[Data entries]
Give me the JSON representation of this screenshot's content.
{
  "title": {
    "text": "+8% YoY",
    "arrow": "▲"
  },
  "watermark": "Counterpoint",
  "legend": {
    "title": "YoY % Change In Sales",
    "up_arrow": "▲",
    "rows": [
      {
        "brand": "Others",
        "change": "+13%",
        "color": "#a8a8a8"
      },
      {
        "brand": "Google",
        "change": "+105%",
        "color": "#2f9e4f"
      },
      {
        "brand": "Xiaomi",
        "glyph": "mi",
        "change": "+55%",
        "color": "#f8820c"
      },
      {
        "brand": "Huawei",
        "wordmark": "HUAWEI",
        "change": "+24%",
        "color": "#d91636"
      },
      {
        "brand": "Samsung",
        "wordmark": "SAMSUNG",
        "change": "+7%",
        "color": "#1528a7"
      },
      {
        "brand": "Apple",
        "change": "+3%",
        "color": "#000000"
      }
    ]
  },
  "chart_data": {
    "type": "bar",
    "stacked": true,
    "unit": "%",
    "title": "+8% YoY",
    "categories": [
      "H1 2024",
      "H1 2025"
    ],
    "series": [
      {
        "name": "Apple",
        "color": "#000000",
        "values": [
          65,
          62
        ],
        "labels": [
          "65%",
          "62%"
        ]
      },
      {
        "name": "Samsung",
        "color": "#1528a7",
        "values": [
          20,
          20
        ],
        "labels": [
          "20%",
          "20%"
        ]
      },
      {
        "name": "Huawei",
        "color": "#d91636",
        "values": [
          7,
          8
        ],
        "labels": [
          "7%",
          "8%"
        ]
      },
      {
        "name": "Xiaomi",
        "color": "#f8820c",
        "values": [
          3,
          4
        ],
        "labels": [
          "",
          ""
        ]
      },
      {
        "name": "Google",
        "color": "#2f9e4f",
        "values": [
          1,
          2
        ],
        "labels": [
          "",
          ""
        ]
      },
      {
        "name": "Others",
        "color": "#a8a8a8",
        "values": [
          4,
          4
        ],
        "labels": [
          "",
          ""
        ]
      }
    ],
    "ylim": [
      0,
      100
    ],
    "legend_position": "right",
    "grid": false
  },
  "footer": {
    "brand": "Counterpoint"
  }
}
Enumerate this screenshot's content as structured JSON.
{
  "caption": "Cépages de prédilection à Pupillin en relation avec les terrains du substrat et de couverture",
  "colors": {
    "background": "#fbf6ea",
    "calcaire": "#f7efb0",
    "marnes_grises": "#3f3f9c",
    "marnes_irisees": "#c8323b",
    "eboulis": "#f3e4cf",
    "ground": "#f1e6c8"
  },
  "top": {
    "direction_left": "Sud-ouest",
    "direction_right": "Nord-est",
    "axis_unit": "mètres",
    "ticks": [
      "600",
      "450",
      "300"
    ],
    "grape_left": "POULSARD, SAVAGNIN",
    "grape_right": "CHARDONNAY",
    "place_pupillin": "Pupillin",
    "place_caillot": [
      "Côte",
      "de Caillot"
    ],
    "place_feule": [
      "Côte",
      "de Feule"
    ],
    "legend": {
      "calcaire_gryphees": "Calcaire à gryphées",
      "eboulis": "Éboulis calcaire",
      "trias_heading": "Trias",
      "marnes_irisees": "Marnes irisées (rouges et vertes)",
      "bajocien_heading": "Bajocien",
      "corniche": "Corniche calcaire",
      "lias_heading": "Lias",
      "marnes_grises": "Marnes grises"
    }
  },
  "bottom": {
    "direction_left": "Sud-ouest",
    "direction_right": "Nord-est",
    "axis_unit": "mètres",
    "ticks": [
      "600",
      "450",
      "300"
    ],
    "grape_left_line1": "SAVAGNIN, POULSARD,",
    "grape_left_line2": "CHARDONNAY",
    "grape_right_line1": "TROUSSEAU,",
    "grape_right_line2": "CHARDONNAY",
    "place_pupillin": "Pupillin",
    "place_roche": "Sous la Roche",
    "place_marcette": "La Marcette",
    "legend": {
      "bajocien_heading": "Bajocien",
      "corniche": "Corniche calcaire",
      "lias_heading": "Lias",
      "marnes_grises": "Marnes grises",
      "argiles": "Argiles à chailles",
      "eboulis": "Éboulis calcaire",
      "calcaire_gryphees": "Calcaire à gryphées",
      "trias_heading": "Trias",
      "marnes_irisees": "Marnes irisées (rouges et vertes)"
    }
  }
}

**Directive:**
Find and copy each line above that includes the string "irisées".

**Completed exercise:**
      "marnes_irisees": "Marnes irisées (rouges et vertes)",
      "marnes_irisees": "Marnes irisées (rouges et vertes)"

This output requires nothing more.